:: What is required ::
Of all the lines in the data below, how many contain "Bakanlığı"? Report that number alone.

:: Record excerpts ::
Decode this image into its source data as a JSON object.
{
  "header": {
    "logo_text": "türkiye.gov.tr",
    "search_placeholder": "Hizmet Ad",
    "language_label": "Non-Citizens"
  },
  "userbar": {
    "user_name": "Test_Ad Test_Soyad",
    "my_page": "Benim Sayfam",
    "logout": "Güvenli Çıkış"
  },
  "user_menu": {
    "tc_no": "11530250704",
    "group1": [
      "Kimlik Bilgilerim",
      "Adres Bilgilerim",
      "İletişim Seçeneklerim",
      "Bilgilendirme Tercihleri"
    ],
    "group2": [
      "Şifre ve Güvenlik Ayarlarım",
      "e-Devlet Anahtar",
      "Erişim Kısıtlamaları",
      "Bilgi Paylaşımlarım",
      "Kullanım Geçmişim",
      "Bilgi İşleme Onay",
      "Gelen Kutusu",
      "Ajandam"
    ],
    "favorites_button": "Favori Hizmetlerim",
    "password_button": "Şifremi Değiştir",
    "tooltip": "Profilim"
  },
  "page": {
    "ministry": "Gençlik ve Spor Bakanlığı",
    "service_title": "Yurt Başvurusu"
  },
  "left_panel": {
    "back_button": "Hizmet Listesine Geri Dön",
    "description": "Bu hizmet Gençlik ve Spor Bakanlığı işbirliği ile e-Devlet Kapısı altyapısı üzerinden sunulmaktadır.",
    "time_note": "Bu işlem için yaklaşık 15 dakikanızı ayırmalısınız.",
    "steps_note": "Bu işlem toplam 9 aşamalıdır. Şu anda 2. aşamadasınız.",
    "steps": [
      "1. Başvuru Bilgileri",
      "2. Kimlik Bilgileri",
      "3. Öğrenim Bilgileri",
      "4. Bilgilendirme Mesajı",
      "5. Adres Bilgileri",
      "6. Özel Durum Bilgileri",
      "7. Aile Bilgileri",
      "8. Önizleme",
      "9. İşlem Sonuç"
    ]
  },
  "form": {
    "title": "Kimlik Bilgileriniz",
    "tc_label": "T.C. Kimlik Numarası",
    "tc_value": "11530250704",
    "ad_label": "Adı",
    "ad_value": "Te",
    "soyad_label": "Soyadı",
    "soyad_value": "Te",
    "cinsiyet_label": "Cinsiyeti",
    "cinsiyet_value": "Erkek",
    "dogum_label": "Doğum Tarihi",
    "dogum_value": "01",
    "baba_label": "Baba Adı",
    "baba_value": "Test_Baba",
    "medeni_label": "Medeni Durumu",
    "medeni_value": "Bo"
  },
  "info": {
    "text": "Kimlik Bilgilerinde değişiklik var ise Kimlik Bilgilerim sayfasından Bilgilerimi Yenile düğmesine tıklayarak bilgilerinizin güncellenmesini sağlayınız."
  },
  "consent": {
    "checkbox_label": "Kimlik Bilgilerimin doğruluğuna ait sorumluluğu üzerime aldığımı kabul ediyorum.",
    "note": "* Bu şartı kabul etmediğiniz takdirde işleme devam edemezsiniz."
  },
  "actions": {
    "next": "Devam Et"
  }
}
--
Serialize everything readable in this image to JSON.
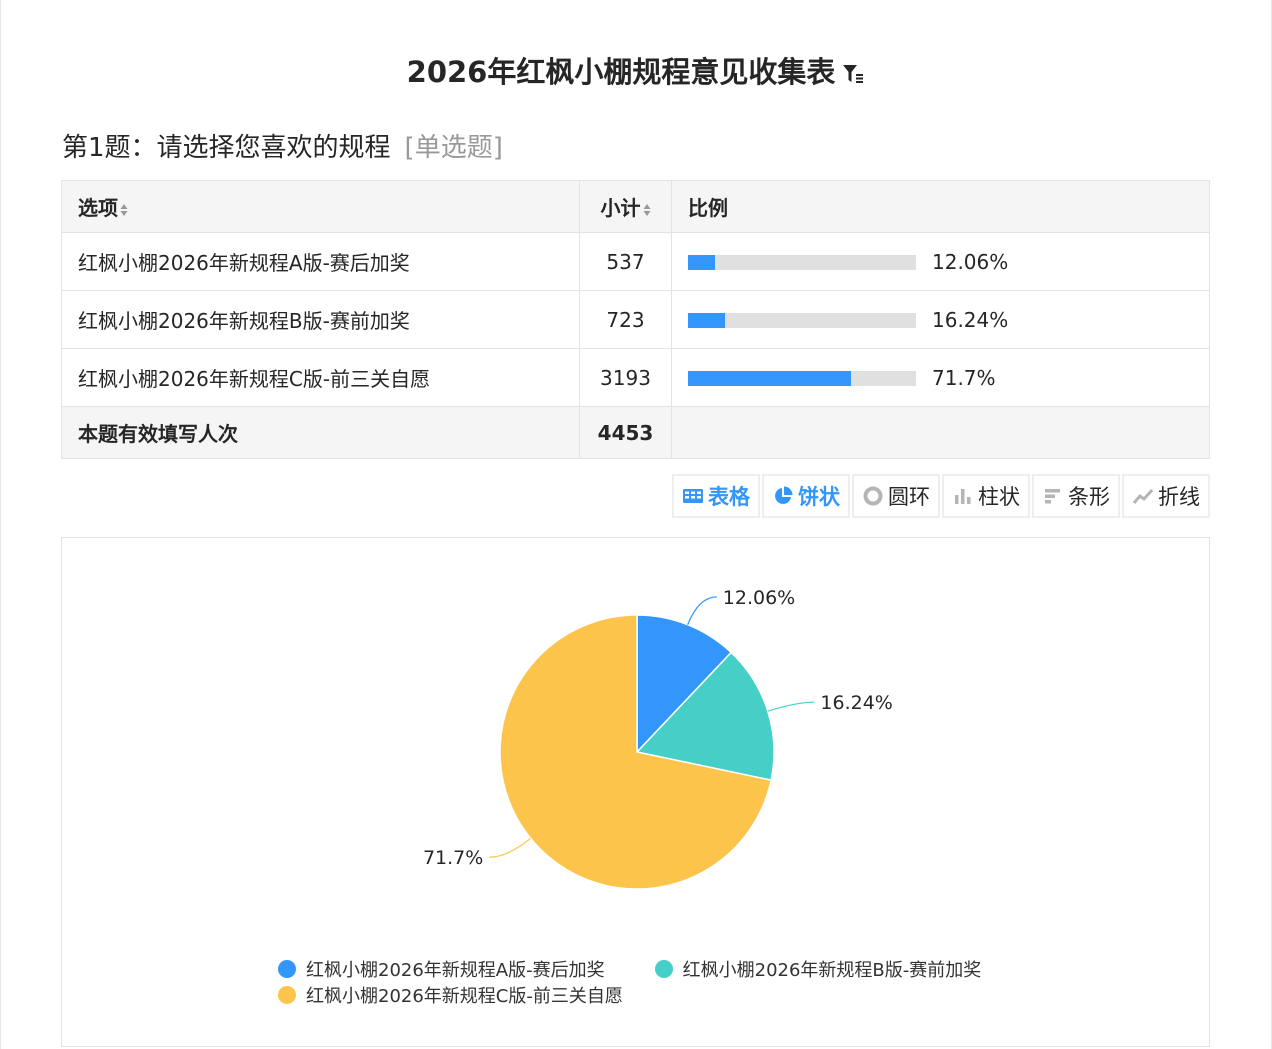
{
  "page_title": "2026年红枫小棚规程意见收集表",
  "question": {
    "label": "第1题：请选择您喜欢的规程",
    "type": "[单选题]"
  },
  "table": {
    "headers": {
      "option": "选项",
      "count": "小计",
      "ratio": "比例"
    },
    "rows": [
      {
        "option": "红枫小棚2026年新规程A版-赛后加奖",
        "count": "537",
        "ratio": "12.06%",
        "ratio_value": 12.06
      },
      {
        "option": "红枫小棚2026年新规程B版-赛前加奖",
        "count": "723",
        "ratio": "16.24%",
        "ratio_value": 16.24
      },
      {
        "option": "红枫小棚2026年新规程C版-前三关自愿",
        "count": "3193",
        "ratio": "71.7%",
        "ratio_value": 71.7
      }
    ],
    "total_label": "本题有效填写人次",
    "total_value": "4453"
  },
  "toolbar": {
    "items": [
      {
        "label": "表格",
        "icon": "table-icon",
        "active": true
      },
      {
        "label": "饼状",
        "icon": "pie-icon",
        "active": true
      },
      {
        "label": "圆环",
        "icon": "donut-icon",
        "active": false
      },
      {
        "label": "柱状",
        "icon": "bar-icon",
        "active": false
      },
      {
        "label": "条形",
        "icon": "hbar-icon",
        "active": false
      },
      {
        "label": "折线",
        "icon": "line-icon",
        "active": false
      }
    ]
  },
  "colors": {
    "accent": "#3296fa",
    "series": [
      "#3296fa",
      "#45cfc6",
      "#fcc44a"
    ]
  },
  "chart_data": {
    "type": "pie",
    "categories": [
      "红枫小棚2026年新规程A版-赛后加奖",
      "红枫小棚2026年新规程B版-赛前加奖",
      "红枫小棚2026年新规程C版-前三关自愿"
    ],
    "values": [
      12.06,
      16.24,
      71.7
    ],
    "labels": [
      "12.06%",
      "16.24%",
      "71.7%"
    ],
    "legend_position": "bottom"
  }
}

:: Solution below ::
2